### WRITTEN PROBLEM
Reproduce the listing below verbatim, from its first line through the line containing "entry-details: Emil, Damenkleidermacher, VI.", both ends inclusive.

### EXCERPTED DATA
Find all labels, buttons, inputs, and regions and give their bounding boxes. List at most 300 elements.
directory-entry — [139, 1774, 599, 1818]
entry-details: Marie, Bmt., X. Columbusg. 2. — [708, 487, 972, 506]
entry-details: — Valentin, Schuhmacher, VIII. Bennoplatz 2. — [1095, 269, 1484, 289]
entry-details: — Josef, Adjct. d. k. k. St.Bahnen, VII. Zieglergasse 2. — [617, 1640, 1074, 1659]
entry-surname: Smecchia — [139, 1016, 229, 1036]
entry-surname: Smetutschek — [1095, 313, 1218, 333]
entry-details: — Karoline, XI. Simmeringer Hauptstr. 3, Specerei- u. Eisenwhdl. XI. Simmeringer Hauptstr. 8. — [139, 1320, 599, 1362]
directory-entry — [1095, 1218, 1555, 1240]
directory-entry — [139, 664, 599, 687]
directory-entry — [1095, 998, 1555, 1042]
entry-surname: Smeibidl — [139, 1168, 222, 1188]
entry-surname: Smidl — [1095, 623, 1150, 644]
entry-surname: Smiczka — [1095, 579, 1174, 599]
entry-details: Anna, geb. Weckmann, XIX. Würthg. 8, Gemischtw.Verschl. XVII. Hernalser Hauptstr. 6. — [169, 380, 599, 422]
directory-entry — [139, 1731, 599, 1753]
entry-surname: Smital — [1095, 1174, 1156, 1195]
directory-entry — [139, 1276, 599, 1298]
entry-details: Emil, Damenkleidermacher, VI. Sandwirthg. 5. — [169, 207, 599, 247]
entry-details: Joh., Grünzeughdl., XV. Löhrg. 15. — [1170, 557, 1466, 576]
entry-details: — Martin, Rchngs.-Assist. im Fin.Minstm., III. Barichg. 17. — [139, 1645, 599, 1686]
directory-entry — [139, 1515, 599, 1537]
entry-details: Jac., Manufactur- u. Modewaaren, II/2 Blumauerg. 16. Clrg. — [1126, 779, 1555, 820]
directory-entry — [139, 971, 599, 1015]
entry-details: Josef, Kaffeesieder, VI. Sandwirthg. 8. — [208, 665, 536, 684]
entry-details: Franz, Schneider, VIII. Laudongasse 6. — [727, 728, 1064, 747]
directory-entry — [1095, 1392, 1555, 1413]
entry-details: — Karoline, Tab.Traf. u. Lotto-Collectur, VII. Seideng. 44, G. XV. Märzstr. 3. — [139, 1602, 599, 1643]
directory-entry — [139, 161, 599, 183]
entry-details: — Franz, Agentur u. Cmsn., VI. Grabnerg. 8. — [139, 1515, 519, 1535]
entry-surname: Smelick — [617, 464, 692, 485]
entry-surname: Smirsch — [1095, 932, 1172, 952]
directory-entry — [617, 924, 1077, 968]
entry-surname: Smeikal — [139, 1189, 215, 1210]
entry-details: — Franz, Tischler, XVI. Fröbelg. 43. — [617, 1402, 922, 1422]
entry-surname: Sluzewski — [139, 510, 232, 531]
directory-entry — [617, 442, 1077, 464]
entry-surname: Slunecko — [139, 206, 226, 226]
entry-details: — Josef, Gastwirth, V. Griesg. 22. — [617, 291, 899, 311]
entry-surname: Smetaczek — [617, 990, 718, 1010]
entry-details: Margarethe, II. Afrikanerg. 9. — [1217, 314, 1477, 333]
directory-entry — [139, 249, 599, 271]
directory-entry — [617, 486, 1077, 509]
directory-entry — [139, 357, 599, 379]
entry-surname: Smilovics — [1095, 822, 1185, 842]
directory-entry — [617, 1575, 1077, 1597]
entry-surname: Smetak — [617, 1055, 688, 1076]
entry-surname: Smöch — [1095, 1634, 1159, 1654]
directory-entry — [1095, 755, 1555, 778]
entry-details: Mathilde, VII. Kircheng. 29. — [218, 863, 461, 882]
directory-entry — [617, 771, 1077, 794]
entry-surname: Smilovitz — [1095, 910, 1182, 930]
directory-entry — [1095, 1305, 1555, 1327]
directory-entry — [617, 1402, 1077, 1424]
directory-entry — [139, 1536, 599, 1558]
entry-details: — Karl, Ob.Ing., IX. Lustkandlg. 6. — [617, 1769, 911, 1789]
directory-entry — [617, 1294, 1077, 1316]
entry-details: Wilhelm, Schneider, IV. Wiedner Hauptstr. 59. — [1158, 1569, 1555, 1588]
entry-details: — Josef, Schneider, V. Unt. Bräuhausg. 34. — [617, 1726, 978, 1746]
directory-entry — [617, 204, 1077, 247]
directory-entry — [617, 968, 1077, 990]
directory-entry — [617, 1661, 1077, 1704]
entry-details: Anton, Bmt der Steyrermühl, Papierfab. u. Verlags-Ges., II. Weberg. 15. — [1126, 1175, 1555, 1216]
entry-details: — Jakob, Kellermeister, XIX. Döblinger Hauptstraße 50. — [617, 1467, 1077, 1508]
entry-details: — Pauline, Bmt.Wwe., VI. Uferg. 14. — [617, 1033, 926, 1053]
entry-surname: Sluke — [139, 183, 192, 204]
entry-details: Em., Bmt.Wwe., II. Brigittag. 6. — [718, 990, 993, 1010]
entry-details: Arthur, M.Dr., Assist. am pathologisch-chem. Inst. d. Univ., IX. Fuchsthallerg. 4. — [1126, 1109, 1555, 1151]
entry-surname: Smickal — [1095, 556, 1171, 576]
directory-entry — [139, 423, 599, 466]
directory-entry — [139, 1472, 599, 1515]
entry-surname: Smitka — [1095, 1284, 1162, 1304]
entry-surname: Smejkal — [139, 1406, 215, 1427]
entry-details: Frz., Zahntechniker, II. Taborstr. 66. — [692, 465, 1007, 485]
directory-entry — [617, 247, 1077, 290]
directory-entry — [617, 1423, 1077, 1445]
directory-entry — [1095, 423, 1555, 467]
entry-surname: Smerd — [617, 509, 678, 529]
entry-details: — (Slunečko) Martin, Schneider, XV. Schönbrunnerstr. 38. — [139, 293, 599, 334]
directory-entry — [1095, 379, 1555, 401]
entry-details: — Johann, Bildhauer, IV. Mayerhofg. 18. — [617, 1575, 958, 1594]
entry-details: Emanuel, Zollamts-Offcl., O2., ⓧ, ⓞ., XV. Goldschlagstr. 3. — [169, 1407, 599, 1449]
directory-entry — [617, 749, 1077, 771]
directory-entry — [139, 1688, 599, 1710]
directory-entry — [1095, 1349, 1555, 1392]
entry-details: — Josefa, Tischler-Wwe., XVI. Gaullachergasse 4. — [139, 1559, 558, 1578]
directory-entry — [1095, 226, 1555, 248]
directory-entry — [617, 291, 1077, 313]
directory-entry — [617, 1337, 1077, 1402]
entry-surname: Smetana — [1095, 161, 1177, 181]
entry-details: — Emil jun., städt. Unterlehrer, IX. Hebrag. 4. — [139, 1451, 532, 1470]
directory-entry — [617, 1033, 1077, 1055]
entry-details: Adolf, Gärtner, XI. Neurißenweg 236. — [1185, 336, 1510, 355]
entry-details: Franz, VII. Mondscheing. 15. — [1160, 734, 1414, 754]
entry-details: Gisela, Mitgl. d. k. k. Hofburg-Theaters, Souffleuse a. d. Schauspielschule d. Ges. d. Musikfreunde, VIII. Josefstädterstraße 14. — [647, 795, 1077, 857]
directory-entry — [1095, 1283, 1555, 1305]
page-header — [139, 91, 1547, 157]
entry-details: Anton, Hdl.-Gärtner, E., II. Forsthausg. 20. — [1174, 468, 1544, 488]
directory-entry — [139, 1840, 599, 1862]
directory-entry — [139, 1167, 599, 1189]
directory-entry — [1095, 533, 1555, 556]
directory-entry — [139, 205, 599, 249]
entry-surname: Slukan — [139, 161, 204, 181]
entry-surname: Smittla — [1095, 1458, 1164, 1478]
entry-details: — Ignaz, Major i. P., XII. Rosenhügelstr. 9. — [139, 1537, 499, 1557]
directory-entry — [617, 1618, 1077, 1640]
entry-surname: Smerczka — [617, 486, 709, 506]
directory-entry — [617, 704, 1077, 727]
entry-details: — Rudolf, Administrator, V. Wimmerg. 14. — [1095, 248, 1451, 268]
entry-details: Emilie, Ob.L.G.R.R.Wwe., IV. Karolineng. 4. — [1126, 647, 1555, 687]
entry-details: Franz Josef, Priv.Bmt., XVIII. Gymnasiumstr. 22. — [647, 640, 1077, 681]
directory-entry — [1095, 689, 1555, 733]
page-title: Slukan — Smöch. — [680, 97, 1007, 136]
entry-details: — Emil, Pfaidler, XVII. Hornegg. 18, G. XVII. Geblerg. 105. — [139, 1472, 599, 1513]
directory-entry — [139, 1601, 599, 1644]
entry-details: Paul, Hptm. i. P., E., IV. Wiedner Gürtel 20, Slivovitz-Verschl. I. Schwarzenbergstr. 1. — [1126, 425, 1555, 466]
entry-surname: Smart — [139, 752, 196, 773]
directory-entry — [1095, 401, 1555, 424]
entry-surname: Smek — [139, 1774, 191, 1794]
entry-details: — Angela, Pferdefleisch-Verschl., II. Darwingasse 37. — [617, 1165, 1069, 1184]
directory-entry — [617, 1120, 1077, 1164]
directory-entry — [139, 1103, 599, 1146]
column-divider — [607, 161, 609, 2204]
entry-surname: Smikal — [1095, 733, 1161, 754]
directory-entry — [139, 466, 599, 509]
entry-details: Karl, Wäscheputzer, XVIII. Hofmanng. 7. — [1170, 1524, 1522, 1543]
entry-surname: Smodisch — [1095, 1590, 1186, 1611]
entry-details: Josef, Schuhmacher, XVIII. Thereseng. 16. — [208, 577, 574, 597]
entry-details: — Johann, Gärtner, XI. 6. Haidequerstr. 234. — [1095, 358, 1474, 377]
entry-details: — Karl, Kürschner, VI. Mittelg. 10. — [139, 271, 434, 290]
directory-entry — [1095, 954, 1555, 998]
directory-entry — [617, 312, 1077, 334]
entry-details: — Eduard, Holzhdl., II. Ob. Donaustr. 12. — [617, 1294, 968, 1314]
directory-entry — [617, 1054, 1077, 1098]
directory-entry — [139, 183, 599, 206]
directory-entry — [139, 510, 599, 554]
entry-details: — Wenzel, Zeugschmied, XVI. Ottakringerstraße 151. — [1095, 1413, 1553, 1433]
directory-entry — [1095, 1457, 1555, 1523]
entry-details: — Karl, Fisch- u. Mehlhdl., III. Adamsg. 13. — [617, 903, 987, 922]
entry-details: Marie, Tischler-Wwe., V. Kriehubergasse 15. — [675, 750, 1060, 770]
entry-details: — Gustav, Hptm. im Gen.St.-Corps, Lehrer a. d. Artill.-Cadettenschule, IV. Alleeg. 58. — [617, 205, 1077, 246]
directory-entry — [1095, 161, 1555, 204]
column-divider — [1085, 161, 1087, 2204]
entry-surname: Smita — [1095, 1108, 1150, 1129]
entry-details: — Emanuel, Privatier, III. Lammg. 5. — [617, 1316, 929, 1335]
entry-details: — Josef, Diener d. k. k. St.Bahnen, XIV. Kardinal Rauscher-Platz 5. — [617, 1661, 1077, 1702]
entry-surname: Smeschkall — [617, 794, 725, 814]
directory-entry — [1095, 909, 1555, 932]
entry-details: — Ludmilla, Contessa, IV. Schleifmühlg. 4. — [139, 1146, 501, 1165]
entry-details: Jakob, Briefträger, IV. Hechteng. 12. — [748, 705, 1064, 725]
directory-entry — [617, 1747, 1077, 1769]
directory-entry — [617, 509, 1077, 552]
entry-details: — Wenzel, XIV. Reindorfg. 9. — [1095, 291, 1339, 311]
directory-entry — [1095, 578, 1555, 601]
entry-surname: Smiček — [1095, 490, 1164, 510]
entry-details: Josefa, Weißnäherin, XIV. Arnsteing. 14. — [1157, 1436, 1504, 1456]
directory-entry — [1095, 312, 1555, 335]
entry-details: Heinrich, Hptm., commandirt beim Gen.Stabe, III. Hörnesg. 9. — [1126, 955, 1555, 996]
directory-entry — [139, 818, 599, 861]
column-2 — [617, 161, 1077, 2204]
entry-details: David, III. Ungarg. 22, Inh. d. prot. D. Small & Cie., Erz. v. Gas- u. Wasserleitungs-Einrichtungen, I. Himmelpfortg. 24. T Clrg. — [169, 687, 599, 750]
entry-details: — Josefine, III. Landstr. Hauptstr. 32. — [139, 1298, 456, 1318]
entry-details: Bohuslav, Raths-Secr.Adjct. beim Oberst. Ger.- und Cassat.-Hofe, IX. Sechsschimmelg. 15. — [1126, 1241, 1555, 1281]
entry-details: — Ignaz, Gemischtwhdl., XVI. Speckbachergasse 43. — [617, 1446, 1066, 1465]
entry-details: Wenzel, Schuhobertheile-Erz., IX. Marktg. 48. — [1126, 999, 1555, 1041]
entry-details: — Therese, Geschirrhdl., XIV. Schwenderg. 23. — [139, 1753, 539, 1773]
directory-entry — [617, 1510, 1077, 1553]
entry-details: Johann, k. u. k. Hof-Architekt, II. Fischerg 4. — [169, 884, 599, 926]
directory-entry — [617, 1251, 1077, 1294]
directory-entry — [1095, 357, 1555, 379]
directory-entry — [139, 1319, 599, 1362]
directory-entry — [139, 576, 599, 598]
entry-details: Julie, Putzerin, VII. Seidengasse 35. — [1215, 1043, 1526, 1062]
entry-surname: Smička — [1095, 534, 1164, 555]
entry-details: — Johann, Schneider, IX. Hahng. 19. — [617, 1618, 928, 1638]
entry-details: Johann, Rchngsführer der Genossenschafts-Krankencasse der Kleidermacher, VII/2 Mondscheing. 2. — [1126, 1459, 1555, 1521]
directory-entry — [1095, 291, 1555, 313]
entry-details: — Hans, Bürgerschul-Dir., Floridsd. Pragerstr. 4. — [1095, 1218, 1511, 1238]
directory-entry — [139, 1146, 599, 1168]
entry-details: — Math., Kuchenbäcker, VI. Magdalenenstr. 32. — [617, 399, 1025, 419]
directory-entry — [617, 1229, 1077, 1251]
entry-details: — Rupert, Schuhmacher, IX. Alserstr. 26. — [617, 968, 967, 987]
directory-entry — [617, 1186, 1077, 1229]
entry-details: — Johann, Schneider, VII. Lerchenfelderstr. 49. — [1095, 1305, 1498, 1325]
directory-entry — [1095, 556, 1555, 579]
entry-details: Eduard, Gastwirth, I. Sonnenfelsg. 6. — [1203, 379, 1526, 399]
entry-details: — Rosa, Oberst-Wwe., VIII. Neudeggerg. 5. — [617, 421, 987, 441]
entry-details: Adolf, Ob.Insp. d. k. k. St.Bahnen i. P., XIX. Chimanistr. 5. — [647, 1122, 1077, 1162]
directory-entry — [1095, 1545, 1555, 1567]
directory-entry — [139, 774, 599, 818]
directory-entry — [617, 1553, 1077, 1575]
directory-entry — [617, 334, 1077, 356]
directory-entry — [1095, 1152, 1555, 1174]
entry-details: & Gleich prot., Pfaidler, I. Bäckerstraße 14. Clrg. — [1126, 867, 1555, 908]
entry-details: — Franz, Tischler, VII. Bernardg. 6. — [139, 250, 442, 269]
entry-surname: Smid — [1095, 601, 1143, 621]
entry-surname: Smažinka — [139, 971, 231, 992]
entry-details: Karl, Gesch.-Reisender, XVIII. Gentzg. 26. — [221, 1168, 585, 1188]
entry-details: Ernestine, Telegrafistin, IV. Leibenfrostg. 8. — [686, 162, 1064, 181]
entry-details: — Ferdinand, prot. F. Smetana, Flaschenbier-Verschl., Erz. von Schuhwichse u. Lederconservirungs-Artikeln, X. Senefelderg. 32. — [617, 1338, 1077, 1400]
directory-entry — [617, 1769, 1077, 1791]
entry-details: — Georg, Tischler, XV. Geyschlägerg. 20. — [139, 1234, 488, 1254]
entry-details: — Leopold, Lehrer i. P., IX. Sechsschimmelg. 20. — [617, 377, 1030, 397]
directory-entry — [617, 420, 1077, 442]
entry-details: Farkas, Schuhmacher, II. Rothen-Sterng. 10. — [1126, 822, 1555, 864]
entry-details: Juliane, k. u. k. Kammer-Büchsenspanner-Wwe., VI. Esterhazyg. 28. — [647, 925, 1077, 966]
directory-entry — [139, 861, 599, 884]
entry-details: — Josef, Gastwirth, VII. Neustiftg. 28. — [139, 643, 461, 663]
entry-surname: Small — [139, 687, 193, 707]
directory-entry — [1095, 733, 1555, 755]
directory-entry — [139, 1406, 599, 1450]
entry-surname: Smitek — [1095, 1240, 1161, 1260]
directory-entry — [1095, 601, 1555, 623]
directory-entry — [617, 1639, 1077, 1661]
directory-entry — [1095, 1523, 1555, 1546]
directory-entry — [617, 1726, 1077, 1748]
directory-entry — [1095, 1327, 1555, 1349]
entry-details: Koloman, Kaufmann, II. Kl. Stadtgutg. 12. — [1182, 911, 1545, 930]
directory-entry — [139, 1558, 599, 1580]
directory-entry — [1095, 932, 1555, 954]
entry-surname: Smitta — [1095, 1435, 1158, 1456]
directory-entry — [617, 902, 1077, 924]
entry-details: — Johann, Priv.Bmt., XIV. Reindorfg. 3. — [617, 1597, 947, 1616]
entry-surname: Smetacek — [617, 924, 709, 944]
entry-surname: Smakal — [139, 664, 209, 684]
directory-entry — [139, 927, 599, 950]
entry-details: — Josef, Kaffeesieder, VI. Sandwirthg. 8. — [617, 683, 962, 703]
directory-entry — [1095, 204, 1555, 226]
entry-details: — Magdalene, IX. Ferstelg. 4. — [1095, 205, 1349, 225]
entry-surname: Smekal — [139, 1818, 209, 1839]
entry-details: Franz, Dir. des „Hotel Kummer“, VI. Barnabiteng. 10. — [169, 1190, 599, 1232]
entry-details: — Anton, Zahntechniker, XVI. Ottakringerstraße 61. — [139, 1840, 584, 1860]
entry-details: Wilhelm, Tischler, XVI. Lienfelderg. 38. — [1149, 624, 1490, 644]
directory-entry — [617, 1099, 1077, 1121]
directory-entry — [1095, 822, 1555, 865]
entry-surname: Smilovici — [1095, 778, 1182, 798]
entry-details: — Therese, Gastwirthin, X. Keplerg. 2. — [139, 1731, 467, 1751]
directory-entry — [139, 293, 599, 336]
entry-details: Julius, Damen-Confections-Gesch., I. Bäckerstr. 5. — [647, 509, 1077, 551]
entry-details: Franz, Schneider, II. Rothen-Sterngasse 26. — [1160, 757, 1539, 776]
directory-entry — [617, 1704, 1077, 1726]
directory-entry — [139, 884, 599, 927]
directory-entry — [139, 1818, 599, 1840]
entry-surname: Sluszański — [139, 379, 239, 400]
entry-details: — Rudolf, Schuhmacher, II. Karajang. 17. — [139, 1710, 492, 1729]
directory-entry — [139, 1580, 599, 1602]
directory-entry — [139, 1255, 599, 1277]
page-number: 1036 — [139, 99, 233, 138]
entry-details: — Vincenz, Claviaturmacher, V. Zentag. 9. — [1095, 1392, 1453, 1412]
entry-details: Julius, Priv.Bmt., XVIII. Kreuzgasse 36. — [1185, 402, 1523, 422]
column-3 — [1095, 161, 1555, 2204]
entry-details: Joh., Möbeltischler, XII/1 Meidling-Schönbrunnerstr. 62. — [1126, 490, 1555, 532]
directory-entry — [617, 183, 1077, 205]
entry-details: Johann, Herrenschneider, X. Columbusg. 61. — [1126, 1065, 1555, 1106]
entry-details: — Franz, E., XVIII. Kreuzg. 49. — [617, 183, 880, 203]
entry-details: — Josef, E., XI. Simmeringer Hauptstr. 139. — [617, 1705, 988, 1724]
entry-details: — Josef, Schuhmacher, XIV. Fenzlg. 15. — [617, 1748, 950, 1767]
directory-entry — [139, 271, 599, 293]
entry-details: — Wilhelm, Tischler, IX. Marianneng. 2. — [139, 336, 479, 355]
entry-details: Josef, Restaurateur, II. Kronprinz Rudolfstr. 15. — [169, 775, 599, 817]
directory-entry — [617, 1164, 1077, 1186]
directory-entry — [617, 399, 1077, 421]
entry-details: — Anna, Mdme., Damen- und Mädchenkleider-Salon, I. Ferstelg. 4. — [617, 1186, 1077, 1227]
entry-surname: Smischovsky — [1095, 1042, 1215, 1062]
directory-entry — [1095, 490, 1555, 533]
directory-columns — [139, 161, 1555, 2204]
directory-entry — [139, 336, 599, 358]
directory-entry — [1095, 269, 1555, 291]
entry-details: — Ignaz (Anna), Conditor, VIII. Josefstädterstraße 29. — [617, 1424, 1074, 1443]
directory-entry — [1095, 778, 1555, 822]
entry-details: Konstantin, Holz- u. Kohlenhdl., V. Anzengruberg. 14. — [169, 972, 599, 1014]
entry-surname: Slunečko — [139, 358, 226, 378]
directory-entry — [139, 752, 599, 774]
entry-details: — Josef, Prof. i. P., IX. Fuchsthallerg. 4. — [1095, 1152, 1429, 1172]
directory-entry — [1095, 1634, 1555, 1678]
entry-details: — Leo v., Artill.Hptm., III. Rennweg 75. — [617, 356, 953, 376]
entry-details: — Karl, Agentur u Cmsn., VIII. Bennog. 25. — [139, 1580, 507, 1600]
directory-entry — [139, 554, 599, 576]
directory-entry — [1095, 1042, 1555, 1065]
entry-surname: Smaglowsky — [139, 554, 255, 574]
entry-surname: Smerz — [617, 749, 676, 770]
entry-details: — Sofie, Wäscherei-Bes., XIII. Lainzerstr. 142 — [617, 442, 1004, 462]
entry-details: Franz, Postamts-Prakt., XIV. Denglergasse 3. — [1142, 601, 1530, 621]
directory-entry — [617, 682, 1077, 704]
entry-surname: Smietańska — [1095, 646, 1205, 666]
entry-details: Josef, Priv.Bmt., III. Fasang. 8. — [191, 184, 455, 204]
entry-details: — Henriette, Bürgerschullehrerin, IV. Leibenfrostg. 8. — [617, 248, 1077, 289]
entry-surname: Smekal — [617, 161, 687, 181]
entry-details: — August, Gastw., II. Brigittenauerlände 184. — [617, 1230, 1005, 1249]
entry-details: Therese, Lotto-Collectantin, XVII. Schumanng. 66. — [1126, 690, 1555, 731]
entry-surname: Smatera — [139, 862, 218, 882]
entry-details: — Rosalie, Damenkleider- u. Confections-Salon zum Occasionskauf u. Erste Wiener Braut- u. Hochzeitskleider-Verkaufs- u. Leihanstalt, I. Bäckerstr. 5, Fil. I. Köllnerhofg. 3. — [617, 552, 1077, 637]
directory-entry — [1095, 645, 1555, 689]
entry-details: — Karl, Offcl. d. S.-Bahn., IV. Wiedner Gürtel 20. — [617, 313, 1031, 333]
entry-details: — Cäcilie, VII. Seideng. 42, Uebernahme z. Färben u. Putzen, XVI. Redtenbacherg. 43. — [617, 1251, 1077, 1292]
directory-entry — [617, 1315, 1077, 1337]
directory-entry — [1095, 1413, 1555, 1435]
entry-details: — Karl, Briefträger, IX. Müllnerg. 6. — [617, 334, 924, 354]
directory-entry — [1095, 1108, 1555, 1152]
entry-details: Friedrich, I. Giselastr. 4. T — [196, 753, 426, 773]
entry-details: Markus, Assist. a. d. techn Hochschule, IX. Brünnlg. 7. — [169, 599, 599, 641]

### EXERCISE SOLUTION
Find all labels, buttons, inputs, and regions and give their bounding boxes. List at most 300 elements.
directory-entry — [139, 1774, 599, 1818]
entry-details: Marie, Bmt., X. Columbusg. 2. — [708, 487, 972, 506]
entry-details: — Valentin, Schuhmacher, VIII. Bennoplatz 2. — [1095, 269, 1484, 289]
entry-details: — Josef, Adjct. d. k. k. St.Bahnen, VII. Zieglergasse 2. — [617, 1640, 1074, 1659]
entry-surname: Smecchia — [139, 1016, 229, 1036]
entry-surname: Smetutschek — [1095, 313, 1218, 333]
entry-details: — Karoline, XI. Simmeringer Hauptstr. 3, Specerei- u. Eisenwhdl. XI. Simmeringer Hauptstr. 8. — [139, 1320, 599, 1362]
directory-entry — [1095, 1218, 1555, 1240]
directory-entry — [139, 664, 599, 687]
directory-entry — [1095, 998, 1555, 1042]
entry-surname: Smeibidl — [139, 1168, 222, 1188]
entry-surname: Smidl — [1095, 623, 1150, 644]
entry-surname: Smiczka — [1095, 579, 1174, 599]
entry-details: Anna, geb. Weckmann, XIX. Würthg. 8, Gemischtw.Verschl. XVII. Hernalser Hauptstr. 6. — [169, 380, 599, 422]
directory-entry — [139, 1731, 599, 1753]
entry-surname: Smital — [1095, 1174, 1156, 1195]
directory-entry — [139, 1276, 599, 1298]
entry-details: Emil, Damenkleidermacher, VI. Sandwirthg. 5. — [169, 207, 599, 247]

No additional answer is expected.